● KUTIPAN DOKUMEN
◇ ◇ ◇ ◇ ◇

Lokasi dan topografi
Kampung ini secara administratif berada di wilayah Desa Neglasari, Kecamatan Salawu, Kabupaten Tasikmalaya, Provinsi Jawa Barat. Lokasi Kampung Naga tidak jauh dari jalan raya yang menghubungkan kota Garut dengan kota Tasikmalaya. Kampung
ini berada di lembah yang subur, dengan batas wilayah, di sebelah Barat
Kampung Naga dibatasi oleh hutan keramat karena di dalam hutan tersebut
terdapat makam leluhur masyarakat Kampung Naga. Di sebelah selatan
dibatasi oleh sawah-sawah penduduk, dan di sebelah utara dan timur
dibatasi oleh Ci Wulan (Kali Wulan) yang sumber airnya berasal dari Gunung Cikuray
di daerah Garut. Jarak tempuh dari kota Tasikmalaya ke Kampung Naga
kurang lebih 30 kilometer, sedangkan dari kota Garut jaraknya 26
kilometer. Untuk menuju Kampung Naga dari arah jalan raya
Garut-Tasikmalaya harus menuruni tangga yang sudah di tembok (Sunda : sengked)
sampai ke tepi sungai Ciwulan dengan kemiringan sekitar 45 derajat
dengan jarak kira-kira 500 meter. Kemudian melaluai jalan setapak
menyusuri sungai Ciwulan sampai kedalam Kampung Naga.
Menurut data dari Desa Neglasari, bentuk permukaan tanah di Kampung
Naga berupa perbukitan dengan produktivitas tanah bisa dikatakan subur.
Luas tanah Kampung Naga yang ada seluas satu hektar setengah, sebagian
besar digunakan untuk perumahan, pekarangan, kolam, dan selebihnya
digunakan untuk pertanian sawah yang dipanen satu tahun dua kali.

◇ ◇ ◇ ◇ ◇

● BARIS DATA
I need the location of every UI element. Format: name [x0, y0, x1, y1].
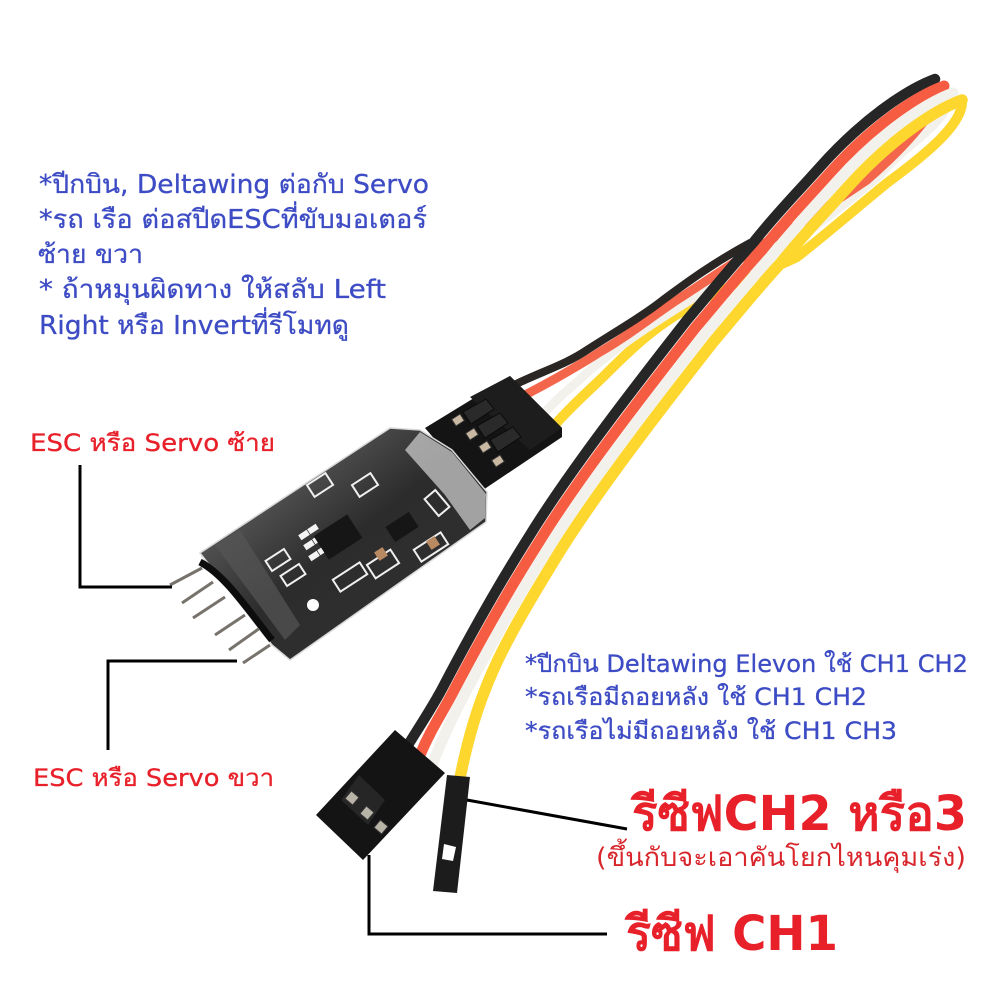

◇ ◇ ◇ ◇ ◇

● TUJUAN A
Ringkaslah kutipan tentang lokasi Kampung Naga dalam dua kalimat.
● TUJUAN B
Menurut kutipan tentang Kampung Naga, dari gunung mana sumber air Ci Wulan berasal?
● TUJUAN C
Teruskan tulisan tentang lokasi dan topografi Kampung Naga mulai sesudah kalimat terakhirnya.
Daftar tersebut tidak berperan dalam hal ini.

● HASIL A
Kampung Naga terletak di Desa Neglasari, Kecamatan Salawu, Kabupaten Tasikmalaya, Jawa Barat, di sebuah lembah subur yang dibatasi hutan keramat di barat, sawah penduduk di selatan, dan Ci Wulan di utara serta timur. Kampung ini berjarak kurang lebih 30 kilometer dari kota Tasikmalaya dan 26 kilometer dari kota Garut, dengan luas tanah satu setengah hektar yang sebagian besar dipakai untuk perumahan, pekarangan, dan kolam, sedangkan sisanya untuk sawah.

● HASIL B
Dari Gunung Cikuray di daerah Garut.

● HASIL C
Religi dan sistem pengetahuan
Penduduk Kampung Naga semuanya mengaku beragama Islam, akan tetapi sebagaimana masyarakat adat lainnya mereka juga sangat taat memegang adat-istiadat dan kepercayaan nenek moyangnya. Artinya, walaupun mereka menyatakan memeluk agama Islam, syariat Islam yang mereka jalankan agak berbeda dengan pemeluk agama Islam lainnya. Bagi masyarakat Kampung Naga dalam menjalankan agamanya sangat patuh pada warisan nenek moyang. Umpanya sembahyang lima waktu: Subuh, Duhur, Asyar, Mahrib, dan salat Isa, hanya dilakukan pada hari Jumat. Pada hari-hari lain mereka tidak melaksanakan sembahyang lima waktu. Pengajaran mengaji bagi anak-anak di Kampung Naga dilaksanakan pada malam Senin dan malam Kamis, sedangkan pengajian bagi orang tua dilaksanakan pada malam Jumat. Dalam menunaikan rukun Islam yang kelima atau ibadah Haji, mereka beranggapan tidak perlu jauh-jauh pergi ke Tanah Suci Mekkah, namun cukup dengan menjalankan upacara Hajat Sasih yang waktunya bertepatan dengan Hari Raya Haji yaitu setiap tanggal 10 Rayagung (Dzulhijjah). Upacara Hajat Sasih ini menurut kepercayaan masyarakat Kampung Naga sama dengan Hari Raya Idul Adha dan Hari Raya Idul Fitri.
Menurut kepercayaan masyarakat Kampung Naga, dengan menjalankan
adat-istiadat warisan nenek moyang berarti menghormati para leluhur
atau karuhun. Segala sesuatu yang datangnya bukan dari ajaran karuhun
Kampung Naga, dan sesuatu yang tidak dilakukan karuhunnya dianggap
sesuatu yang tabu. Apabila hal-hal tersebut dilakukan oleh masyarakat
Kampung Naga berarti melanggar adat, tidak menghormati karuhun, hal ini pasti akan menimbulkan malapetaka.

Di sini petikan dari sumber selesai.